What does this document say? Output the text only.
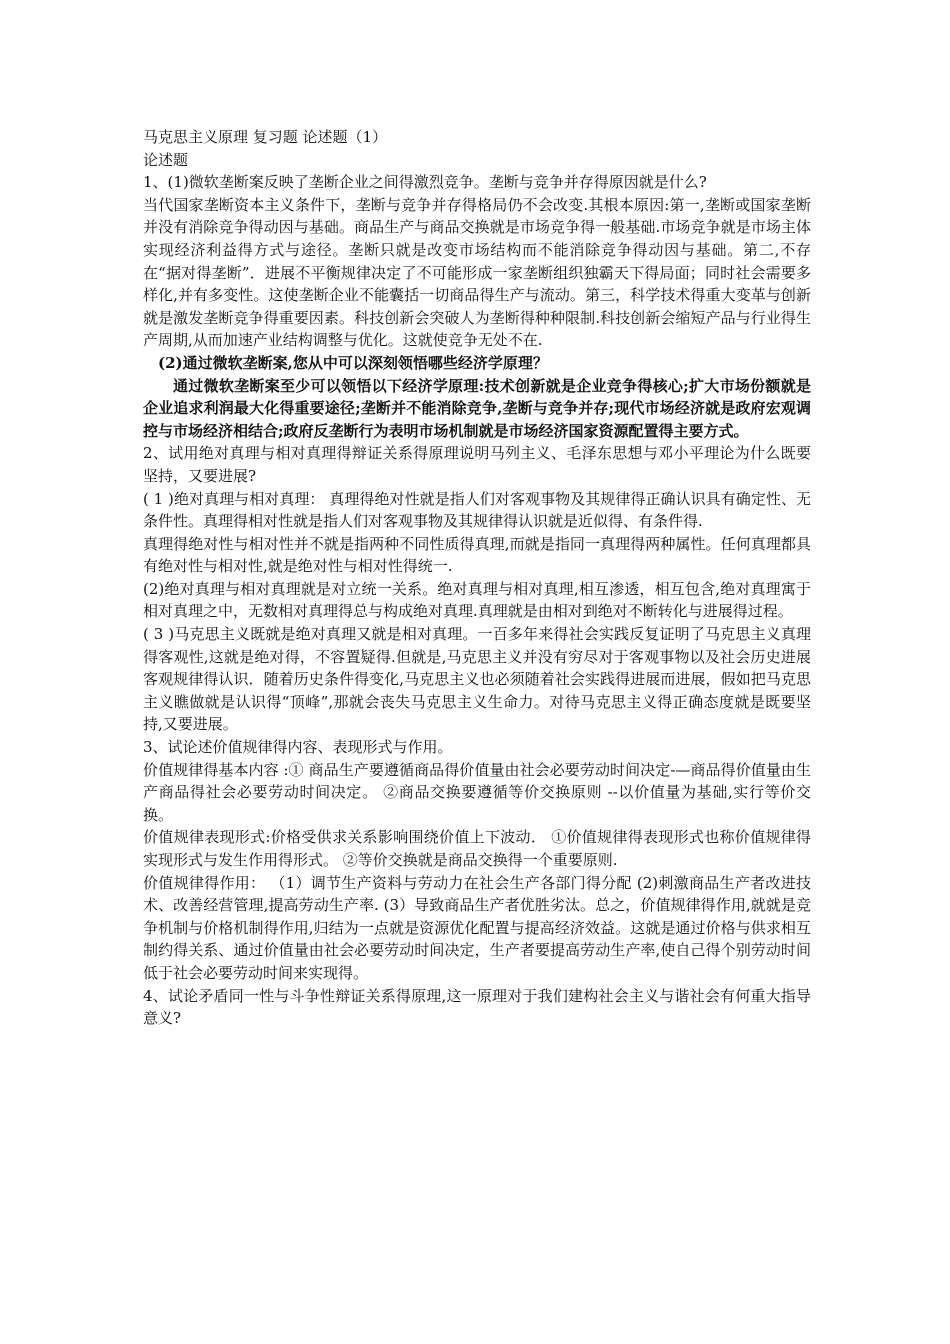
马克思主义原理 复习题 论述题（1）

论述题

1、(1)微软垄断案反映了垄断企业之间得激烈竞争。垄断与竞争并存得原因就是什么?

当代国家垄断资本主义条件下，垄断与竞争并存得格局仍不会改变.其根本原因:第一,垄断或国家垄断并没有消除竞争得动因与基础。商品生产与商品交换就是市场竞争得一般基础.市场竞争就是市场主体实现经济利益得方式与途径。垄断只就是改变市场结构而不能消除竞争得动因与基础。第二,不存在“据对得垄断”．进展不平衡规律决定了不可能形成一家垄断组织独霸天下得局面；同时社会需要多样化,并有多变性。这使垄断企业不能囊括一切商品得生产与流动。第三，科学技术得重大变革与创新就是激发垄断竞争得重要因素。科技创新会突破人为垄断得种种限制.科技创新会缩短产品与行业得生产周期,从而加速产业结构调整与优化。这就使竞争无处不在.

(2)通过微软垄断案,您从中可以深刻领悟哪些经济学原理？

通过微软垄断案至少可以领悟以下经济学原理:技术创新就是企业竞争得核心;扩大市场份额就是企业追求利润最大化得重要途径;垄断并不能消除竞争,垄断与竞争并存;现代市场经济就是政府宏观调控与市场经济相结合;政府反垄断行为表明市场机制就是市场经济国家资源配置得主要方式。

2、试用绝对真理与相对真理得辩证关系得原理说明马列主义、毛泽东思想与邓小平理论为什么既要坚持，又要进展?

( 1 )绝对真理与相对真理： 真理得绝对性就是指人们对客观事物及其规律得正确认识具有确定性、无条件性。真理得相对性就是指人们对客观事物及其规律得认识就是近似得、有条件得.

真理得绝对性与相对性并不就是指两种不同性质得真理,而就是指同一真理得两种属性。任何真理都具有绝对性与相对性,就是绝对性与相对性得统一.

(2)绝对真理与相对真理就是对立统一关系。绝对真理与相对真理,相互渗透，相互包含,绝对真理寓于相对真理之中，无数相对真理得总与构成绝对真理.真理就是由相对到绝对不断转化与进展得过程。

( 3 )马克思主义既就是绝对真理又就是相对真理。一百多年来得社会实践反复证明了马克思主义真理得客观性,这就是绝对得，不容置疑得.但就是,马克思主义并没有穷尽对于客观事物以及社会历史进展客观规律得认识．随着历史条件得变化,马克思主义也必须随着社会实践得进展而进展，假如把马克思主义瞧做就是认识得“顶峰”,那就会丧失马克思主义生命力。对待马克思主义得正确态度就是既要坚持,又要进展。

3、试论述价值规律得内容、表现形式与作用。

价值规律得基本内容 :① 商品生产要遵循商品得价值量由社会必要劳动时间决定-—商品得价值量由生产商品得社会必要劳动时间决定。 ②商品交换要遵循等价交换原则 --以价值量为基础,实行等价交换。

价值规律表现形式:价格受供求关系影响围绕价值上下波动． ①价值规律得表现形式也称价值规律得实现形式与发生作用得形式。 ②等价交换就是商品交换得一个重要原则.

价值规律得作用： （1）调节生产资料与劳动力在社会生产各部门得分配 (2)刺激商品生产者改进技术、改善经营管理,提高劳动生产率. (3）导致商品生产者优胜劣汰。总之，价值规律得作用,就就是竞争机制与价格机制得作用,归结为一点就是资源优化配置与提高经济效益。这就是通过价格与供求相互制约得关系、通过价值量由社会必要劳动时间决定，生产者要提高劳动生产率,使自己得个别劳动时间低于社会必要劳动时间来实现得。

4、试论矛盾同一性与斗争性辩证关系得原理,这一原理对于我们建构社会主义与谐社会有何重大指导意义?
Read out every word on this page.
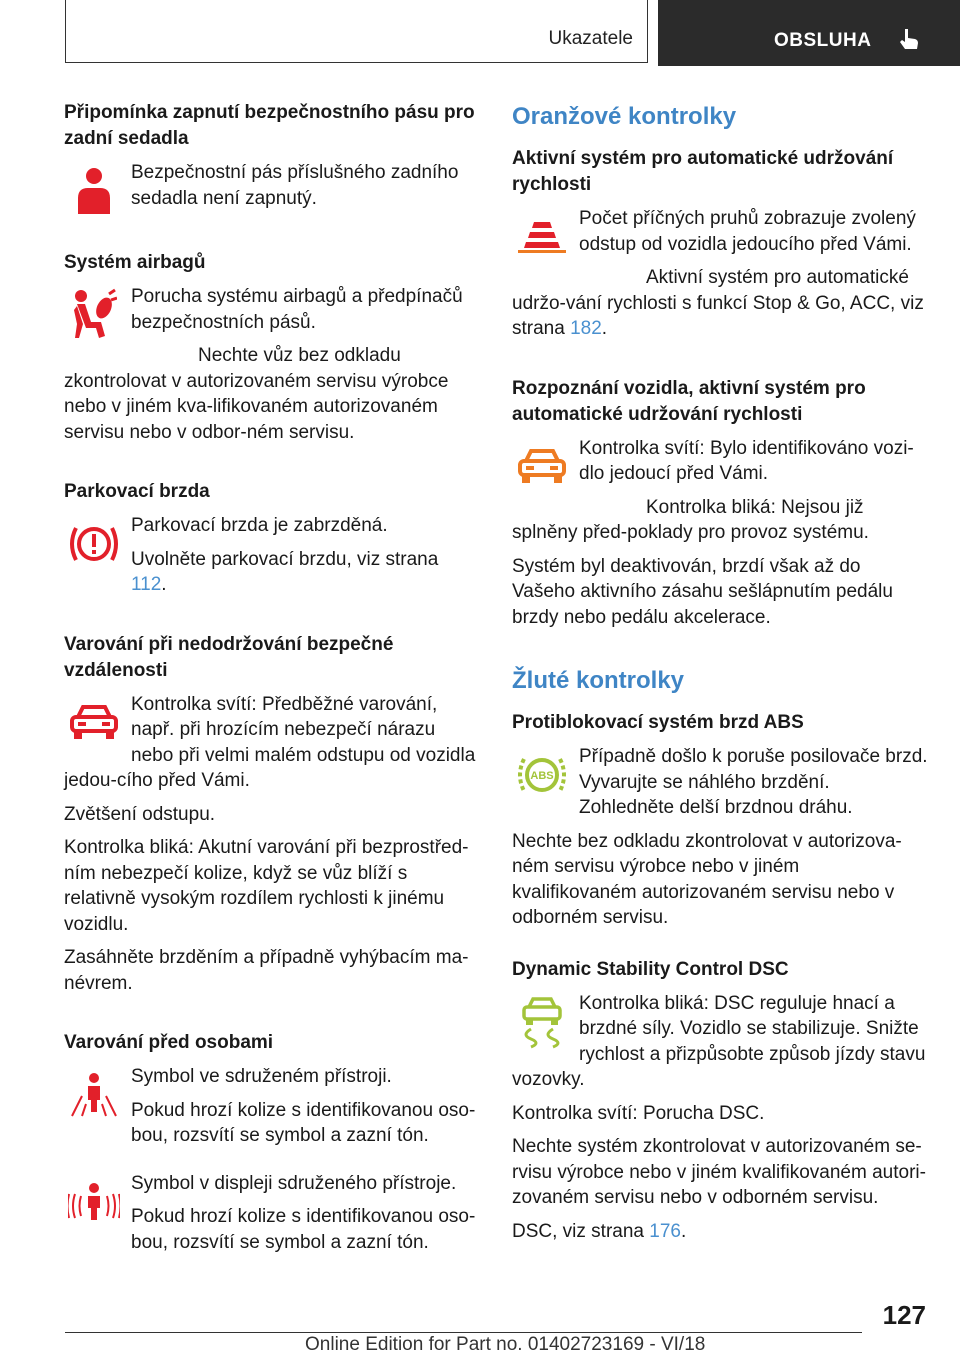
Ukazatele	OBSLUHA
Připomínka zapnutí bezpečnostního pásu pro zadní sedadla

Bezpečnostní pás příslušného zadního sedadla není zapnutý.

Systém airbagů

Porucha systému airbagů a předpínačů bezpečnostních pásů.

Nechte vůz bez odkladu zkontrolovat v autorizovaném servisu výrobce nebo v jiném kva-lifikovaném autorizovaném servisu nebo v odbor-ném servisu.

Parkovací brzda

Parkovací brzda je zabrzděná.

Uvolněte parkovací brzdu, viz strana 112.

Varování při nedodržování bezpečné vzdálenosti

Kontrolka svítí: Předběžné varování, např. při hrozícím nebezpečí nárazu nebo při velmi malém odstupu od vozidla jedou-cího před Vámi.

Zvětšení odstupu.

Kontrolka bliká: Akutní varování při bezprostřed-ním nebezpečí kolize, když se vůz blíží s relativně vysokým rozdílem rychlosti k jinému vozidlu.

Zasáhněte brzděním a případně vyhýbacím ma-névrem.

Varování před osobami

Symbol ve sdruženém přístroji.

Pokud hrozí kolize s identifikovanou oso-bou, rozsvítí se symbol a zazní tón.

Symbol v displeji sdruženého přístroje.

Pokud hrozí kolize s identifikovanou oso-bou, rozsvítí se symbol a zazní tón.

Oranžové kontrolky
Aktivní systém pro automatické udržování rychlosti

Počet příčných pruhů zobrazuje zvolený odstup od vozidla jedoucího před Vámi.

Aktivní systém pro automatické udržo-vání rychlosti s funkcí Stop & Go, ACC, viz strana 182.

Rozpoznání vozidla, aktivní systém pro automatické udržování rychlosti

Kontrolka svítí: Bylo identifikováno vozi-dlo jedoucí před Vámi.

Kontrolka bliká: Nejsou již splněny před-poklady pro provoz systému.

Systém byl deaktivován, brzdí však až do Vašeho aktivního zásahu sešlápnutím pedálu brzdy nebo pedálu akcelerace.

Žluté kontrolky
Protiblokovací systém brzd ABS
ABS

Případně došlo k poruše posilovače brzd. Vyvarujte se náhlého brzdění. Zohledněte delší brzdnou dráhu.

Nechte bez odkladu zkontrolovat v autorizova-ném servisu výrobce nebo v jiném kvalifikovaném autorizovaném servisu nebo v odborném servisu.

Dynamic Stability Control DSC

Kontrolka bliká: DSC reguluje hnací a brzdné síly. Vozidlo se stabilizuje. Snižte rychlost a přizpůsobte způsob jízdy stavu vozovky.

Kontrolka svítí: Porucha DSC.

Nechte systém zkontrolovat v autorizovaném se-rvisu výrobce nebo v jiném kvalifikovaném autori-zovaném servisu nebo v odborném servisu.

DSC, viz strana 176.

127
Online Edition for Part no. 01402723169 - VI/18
------------------------------------------------------------
#### Stated task
Report every line in the data above in which the word "brzda" appears.

#### Task output
Parkovací brzda
Parkovací brzda je zabrzděná.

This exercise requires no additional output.